What to work on: Report the count of lines below that include "compozit", without any other text.

Input material:
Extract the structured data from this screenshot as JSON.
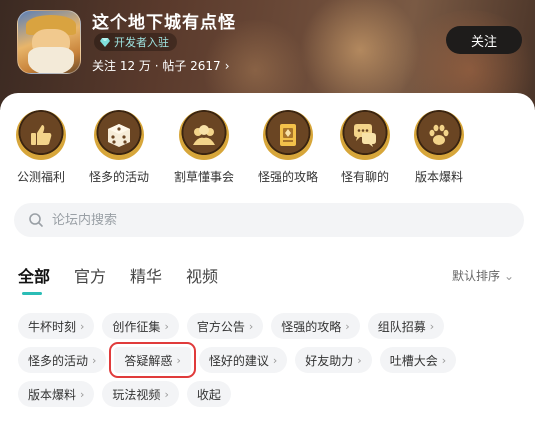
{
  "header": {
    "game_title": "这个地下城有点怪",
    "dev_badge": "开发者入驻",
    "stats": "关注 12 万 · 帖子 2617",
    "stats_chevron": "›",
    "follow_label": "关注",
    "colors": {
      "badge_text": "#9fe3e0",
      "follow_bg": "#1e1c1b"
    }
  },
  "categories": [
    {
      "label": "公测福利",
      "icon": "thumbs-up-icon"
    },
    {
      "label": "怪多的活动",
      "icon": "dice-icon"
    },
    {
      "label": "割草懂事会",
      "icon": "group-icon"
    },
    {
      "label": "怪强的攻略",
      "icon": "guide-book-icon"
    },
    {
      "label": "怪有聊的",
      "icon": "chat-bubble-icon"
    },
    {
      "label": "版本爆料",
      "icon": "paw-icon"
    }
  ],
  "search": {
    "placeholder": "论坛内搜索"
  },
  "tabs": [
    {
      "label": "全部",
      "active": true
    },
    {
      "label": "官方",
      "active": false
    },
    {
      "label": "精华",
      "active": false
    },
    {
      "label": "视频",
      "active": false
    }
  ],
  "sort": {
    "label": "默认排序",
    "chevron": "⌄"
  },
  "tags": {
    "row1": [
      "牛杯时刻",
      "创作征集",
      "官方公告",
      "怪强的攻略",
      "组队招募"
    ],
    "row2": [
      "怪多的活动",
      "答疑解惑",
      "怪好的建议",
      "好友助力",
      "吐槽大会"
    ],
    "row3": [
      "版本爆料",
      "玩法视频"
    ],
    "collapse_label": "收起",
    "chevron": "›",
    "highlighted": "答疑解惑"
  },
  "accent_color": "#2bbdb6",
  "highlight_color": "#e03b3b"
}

...

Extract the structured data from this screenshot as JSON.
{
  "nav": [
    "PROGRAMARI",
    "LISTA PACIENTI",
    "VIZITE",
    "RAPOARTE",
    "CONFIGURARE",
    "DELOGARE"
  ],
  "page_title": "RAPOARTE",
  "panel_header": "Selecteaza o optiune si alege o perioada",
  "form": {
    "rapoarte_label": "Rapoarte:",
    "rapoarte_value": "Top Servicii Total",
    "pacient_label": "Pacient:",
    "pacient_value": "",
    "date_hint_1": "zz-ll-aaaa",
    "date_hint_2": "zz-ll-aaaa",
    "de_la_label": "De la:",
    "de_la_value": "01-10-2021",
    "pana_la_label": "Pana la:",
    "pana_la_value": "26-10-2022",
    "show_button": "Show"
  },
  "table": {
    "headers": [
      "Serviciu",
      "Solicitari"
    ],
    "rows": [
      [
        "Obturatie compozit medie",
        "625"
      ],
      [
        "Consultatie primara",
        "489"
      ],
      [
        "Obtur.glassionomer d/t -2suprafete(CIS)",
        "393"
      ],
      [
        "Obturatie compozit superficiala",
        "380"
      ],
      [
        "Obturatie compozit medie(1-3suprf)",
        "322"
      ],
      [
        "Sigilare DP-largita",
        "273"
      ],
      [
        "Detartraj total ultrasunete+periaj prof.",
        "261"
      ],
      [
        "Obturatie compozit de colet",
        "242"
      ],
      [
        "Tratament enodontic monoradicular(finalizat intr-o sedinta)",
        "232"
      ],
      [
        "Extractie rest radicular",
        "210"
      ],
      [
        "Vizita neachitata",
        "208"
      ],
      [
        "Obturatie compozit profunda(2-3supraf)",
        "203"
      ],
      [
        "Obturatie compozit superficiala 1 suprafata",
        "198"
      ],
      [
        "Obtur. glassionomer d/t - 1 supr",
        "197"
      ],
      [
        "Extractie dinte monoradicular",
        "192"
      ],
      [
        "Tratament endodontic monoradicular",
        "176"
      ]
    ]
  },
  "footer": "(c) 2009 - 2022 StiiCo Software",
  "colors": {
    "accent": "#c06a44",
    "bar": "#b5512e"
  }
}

==

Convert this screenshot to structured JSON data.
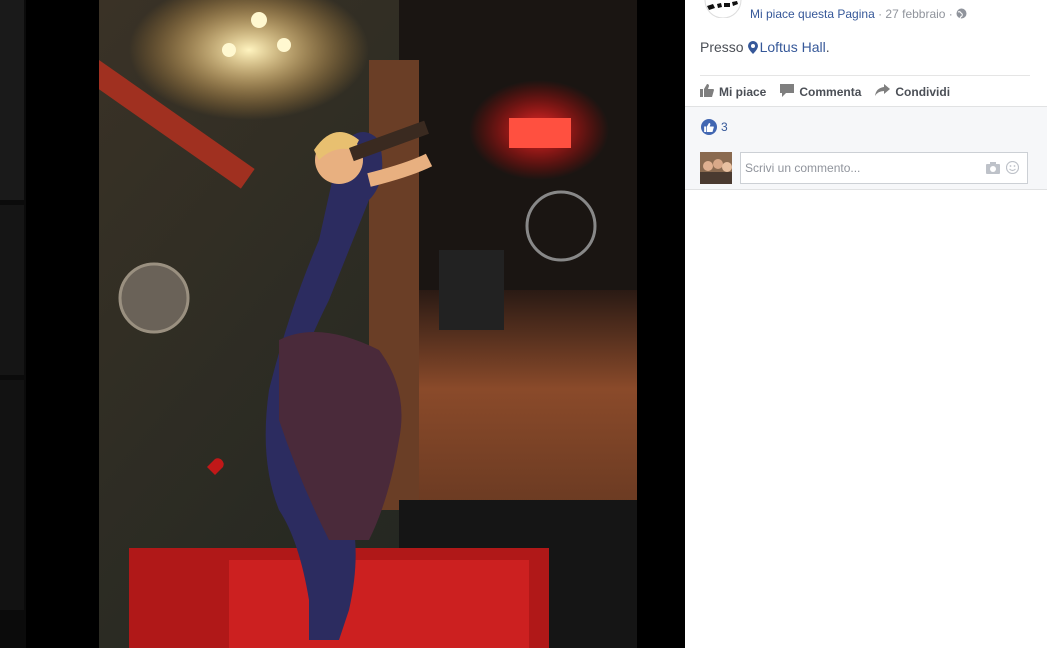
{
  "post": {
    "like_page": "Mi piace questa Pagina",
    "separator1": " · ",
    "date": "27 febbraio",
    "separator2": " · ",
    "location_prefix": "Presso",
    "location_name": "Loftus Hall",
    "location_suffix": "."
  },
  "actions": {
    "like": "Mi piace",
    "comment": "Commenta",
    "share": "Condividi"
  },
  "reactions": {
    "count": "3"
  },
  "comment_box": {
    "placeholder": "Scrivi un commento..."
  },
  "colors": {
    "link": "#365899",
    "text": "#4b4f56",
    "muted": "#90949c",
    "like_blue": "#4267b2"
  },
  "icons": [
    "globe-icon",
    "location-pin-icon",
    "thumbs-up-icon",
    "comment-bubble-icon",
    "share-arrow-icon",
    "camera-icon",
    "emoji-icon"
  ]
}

Solution to this problem: 6